Produce an exact copy of all the data below, dropping every image.

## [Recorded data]

###

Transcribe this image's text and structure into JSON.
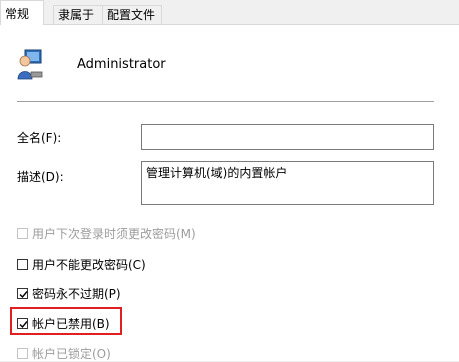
{
  "tabs": [
    {
      "label": "常规",
      "active": true
    },
    {
      "label": "隶属于",
      "active": false
    },
    {
      "label": "配置文件",
      "active": false
    }
  ],
  "user": {
    "name": "Administrator",
    "icon": "user-computer-icon"
  },
  "fields": {
    "fullname_label": "全名(F):",
    "fullname_value": "",
    "description_label": "描述(D):",
    "description_value": "管理计算机(域)的内置帐户"
  },
  "options": [
    {
      "label": "用户下次登录时须更改密码(M)",
      "checked": false,
      "disabled": true
    },
    {
      "label": "用户不能更改密码(C)",
      "checked": false,
      "disabled": false
    },
    {
      "label": "密码永不过期(P)",
      "checked": true,
      "disabled": false
    },
    {
      "label": "帐户已禁用(B)",
      "checked": true,
      "disabled": false
    },
    {
      "label": "帐户已锁定(O)",
      "checked": false,
      "disabled": true
    }
  ],
  "colors": {
    "highlight": "#e02020",
    "accent": "#333333"
  }
}
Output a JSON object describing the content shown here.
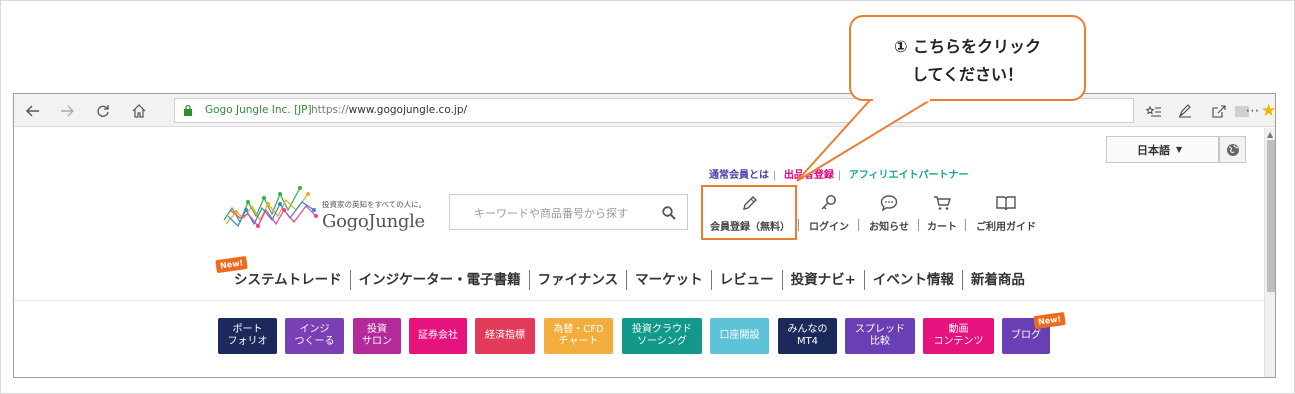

###

## [TASK RESULT]
Transcribe this image's text and structure into JSON.
{
  "tabs": [
    {
      "label": "常规",
      "active": true
    },
    {
      "label": "隶属于",
      "active": false
    },
    {
      "label": "配置文件",
      "active": false
    }
  ],
  "user": {
    "name": "Administrator",
    "icon": "user-computer-icon"
  },
  "fields": {
    "fullname_label": "全名(F):",
    "fullname_value": "",
    "description_label": "描述(D):",
    "description_value": "管理计算机(域)的内置帐户"
  },
  "options": [
    {
      "label": "用户下次登录时须更改密码(M)",
      "checked": false,
      "disabled": true
    },
    {
      "label": "用户不能更改密码(C)",
      "checked": false,
      "disabled": false
    },
    {
      "label": "密码永不过期(P)",
      "checked": true,
      "disabled": false
    },
    {
      "label": "帐户已禁用(B)",
      "checked": true,
      "disabled": false
    },
    {
      "label": "帐户已锁定(O)",
      "checked": false,
      "disabled": true
    }
  ],
  "colors": {
    "highlight": "#e02020",
    "accent": "#333333"
  }
}
Output a JSON object describing the content shown here.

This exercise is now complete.